Stated exercise →
Provide the number of lines where the word "与视图相关" occurs, and no other text.

Data entries:
┌────────
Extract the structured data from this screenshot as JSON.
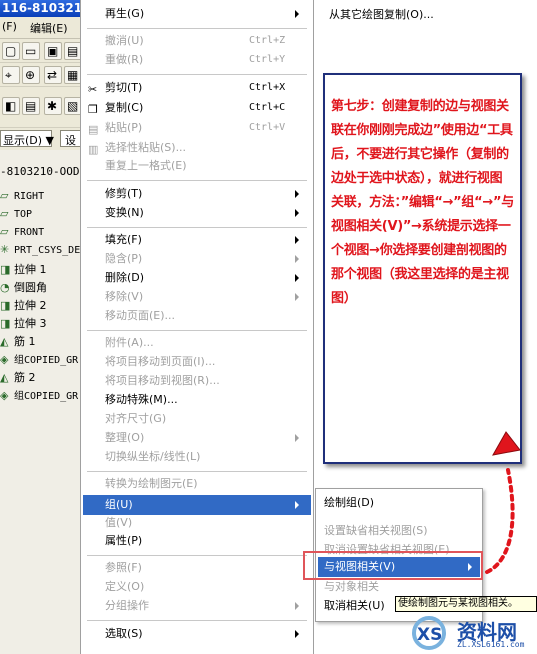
{
  "app": {
    "title_fragment": "116-810321",
    "menu_bar": [
      "(F)",
      "编辑(E)"
    ],
    "display_button": "显示(D) ▼",
    "settings_button": "设",
    "model_tree": {
      "root": "-8103210-OOD.",
      "items": [
        {
          "icon": "datum-plane-icon",
          "label": "RIGHT"
        },
        {
          "icon": "datum-plane-icon",
          "label": "TOP"
        },
        {
          "icon": "datum-plane-icon",
          "label": "FRONT"
        },
        {
          "icon": "csys-icon",
          "label": "PRT_CSYS_DE"
        },
        {
          "icon": "extrude-icon",
          "label": "拉伸 1"
        },
        {
          "icon": "round-icon",
          "label": "倒圆角"
        },
        {
          "icon": "extrude-icon",
          "label": "拉伸 2"
        },
        {
          "icon": "extrude-icon",
          "label": "拉伸 3"
        },
        {
          "icon": "rib-icon",
          "label": "筋 1"
        },
        {
          "icon": "group-icon",
          "label": "组COPIED_GR"
        },
        {
          "icon": "rib-icon",
          "label": "筋 2"
        },
        {
          "icon": "group-icon",
          "label": "组COPIED_GR"
        }
      ]
    }
  },
  "context_menu": {
    "items": [
      {
        "label": "再生(G)",
        "shortcut": "",
        "disabled": false,
        "submenu": true,
        "icon": ""
      },
      {
        "label": "撤消(U)",
        "shortcut": "Ctrl+Z",
        "disabled": true,
        "submenu": false,
        "icon": ""
      },
      {
        "label": "重做(R)",
        "shortcut": "Ctrl+Y",
        "disabled": true,
        "submenu": false,
        "icon": ""
      },
      {
        "label": "剪切(T)",
        "shortcut": "Ctrl+X",
        "disabled": false,
        "submenu": false,
        "icon": "scissors-icon"
      },
      {
        "label": "复制(C)",
        "shortcut": "Ctrl+C",
        "disabled": false,
        "submenu": false,
        "icon": "copy-icon"
      },
      {
        "label": "粘贴(P)",
        "shortcut": "Ctrl+V",
        "disabled": true,
        "submenu": false,
        "icon": "paste-icon"
      },
      {
        "label": "选择性粘贴(S)...",
        "shortcut": "",
        "disabled": true,
        "submenu": false,
        "icon": "paste-special-icon"
      },
      {
        "label": "重复上一格式(E)",
        "shortcut": "",
        "disabled": true,
        "submenu": false,
        "icon": ""
      },
      {
        "label": "修剪(T)",
        "shortcut": "",
        "disabled": false,
        "submenu": true,
        "icon": ""
      },
      {
        "label": "变换(N)",
        "shortcut": "",
        "disabled": false,
        "submenu": true,
        "icon": ""
      },
      {
        "label": "填充(F)",
        "shortcut": "",
        "disabled": false,
        "submenu": true,
        "icon": ""
      },
      {
        "label": "隐含(P)",
        "shortcut": "",
        "disabled": true,
        "submenu": true,
        "icon": ""
      },
      {
        "label": "删除(D)",
        "shortcut": "",
        "disabled": false,
        "submenu": true,
        "icon": ""
      },
      {
        "label": "移除(V)",
        "shortcut": "",
        "disabled": true,
        "submenu": true,
        "icon": ""
      },
      {
        "label": "移动页面(E)...",
        "shortcut": "",
        "disabled": true,
        "submenu": false,
        "icon": ""
      },
      {
        "label": "附件(A)...",
        "shortcut": "",
        "disabled": true,
        "submenu": false,
        "icon": ""
      },
      {
        "label": "将项目移动到页面(I)...",
        "shortcut": "",
        "disabled": true,
        "submenu": false,
        "icon": ""
      },
      {
        "label": "将项目移动到视图(R)...",
        "shortcut": "",
        "disabled": true,
        "submenu": false,
        "icon": ""
      },
      {
        "label": "移动特殊(M)...",
        "shortcut": "",
        "disabled": false,
        "submenu": false,
        "icon": ""
      },
      {
        "label": "对齐尺寸(G)",
        "shortcut": "",
        "disabled": true,
        "submenu": false,
        "icon": ""
      },
      {
        "label": "整理(O)",
        "shortcut": "",
        "disabled": true,
        "submenu": true,
        "icon": ""
      },
      {
        "label": "切换纵坐标/线性(L)",
        "shortcut": "",
        "disabled": true,
        "submenu": false,
        "icon": ""
      },
      {
        "label": "转换为绘制图元(E)",
        "shortcut": "",
        "disabled": true,
        "submenu": false,
        "icon": ""
      },
      {
        "label": "组(U)",
        "shortcut": "",
        "disabled": false,
        "submenu": true,
        "icon": "",
        "highlighted": true
      },
      {
        "label": "值(V)",
        "shortcut": "",
        "disabled": true,
        "submenu": false,
        "icon": ""
      },
      {
        "label": "属性(P)",
        "shortcut": "",
        "disabled": false,
        "submenu": false,
        "icon": ""
      },
      {
        "label": "参照(F)",
        "shortcut": "",
        "disabled": true,
        "submenu": false,
        "icon": ""
      },
      {
        "label": "定义(O)",
        "shortcut": "",
        "disabled": true,
        "submenu": false,
        "icon": ""
      },
      {
        "label": "分组操作",
        "shortcut": "",
        "disabled": true,
        "submenu": true,
        "icon": ""
      },
      {
        "label": "选取(S)",
        "shortcut": "",
        "disabled": false,
        "submenu": true,
        "icon": ""
      }
    ]
  },
  "copy_submenu": {
    "label": "从其它绘图复制(O)..."
  },
  "group_submenu": {
    "items": [
      {
        "label": "绘制组(D)",
        "disabled": false,
        "highlighted": false
      },
      {
        "label": "设置缺省相关视图(S)",
        "disabled": true,
        "highlighted": false
      },
      {
        "label": "取消设置缺省相关视图(E)",
        "disabled": true,
        "highlighted": false
      },
      {
        "label": "与视图相关(V)",
        "disabled": false,
        "highlighted": true
      },
      {
        "label": "与对象相关",
        "disabled": true,
        "highlighted": false
      },
      {
        "label": "取消相关(U)",
        "disabled": false,
        "highlighted": false
      }
    ]
  },
  "tooltip": "使绘制图元与某视图相关。",
  "annotation": {
    "text": "第七步：创建复制的边与视图关联在你刚刚完成边”使用边“工具后，不要进行其它操作（复制的边处于选中状态），就进行视图关联，方法：”编辑“→”组“→”与视图相关(V)”→系统提示选择一个视图→你选择要创建剖视图的那个视图（我这里选择的是主视图）"
  },
  "watermark": {
    "site": "资料网",
    "url": "ZL.XSL6161.com"
  },
  "colors": {
    "annotation_text": "#e0151c",
    "highlight": "#316ac5",
    "annotation_border": "#1f2f7a"
  }
}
└────────
Solved problem →
2